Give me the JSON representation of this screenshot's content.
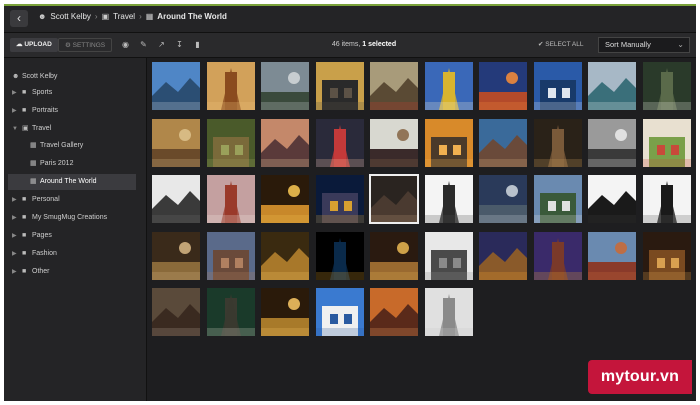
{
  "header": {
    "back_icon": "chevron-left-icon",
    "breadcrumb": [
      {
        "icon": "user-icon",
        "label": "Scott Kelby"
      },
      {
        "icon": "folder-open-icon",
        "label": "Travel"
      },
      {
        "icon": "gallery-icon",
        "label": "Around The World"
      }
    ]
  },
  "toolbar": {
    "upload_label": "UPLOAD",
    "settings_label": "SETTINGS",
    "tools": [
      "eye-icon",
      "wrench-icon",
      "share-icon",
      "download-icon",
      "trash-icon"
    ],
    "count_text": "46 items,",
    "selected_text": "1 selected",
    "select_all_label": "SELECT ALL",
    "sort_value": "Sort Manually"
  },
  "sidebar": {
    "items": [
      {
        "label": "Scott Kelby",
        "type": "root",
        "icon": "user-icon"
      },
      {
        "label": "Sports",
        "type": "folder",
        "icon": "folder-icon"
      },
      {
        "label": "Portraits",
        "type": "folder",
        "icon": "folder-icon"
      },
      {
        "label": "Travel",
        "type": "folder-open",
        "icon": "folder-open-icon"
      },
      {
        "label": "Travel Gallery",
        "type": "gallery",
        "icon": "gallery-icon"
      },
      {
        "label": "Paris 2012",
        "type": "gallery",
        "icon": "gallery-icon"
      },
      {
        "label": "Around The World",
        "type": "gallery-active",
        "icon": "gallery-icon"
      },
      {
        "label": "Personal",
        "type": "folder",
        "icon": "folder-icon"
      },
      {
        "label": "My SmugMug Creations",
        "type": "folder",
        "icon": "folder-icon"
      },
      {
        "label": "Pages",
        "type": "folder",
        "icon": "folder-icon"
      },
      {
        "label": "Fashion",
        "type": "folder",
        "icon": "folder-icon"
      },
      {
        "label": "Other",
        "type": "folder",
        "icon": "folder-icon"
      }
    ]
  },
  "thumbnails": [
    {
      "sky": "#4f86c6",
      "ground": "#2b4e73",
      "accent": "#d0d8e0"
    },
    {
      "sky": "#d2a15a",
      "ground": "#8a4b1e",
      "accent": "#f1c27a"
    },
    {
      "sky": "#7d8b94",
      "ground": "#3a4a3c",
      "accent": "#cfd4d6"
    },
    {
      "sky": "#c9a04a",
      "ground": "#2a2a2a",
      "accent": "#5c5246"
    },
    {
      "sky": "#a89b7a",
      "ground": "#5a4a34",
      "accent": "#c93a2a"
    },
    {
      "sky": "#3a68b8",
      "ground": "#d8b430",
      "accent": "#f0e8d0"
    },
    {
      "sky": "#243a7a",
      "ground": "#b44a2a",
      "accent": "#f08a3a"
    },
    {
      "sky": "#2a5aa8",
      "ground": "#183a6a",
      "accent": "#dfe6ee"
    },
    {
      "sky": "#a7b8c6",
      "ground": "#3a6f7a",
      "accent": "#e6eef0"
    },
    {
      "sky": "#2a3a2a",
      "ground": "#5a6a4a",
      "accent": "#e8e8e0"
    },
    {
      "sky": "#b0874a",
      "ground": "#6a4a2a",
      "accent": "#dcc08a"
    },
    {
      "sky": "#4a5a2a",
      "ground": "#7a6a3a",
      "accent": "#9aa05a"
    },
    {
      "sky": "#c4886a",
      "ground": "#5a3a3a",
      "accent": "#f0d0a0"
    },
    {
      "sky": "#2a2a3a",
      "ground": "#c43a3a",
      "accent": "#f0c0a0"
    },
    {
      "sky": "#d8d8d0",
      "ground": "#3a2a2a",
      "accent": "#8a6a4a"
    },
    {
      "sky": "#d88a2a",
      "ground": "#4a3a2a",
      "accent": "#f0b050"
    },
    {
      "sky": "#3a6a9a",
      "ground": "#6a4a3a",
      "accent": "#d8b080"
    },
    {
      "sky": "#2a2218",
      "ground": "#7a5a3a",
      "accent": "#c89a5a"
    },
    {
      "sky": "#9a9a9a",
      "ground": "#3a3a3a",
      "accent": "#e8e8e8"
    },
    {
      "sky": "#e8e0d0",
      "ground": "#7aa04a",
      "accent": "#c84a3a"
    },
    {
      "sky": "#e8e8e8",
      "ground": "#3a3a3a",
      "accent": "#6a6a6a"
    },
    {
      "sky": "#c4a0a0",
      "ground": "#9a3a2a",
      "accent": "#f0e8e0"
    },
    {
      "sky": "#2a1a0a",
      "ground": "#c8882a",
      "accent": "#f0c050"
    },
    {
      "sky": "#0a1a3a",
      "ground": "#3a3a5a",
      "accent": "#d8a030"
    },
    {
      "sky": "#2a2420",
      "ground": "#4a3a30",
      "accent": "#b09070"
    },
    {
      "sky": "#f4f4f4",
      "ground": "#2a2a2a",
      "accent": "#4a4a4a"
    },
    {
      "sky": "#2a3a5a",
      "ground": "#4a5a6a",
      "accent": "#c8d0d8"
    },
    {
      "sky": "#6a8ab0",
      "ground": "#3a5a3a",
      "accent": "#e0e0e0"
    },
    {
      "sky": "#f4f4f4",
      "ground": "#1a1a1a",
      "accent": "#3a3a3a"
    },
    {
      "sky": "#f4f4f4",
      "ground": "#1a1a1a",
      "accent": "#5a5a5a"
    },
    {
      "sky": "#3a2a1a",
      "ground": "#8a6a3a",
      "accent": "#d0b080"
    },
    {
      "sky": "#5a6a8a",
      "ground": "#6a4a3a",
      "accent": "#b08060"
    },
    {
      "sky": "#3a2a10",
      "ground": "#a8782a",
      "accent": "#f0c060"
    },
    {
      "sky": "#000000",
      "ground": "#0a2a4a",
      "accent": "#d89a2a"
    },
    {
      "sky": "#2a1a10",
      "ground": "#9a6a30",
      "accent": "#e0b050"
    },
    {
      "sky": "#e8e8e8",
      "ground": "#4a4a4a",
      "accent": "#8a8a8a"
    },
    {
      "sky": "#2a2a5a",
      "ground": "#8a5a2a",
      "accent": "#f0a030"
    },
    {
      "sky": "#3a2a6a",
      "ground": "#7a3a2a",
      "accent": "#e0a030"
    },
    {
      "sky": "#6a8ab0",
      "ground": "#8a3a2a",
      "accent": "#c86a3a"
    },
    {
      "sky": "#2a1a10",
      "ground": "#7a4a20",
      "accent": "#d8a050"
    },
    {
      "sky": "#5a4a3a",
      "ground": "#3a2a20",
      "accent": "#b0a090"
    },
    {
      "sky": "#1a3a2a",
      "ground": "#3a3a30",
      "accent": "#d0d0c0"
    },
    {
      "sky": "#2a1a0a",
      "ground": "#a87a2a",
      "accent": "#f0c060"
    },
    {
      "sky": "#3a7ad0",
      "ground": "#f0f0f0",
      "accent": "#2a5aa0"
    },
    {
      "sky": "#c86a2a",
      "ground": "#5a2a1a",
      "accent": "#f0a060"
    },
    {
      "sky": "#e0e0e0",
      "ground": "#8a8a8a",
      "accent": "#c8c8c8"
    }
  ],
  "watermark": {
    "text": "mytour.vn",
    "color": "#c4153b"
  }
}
- - -
# WHAT THIS TASK INVOLVES:
Copy every single line of the material above that holds "Travel".

# TASK ANSWER:
        "label": "Travel"
        "label": "Travel",
        "label": "Travel Gallery",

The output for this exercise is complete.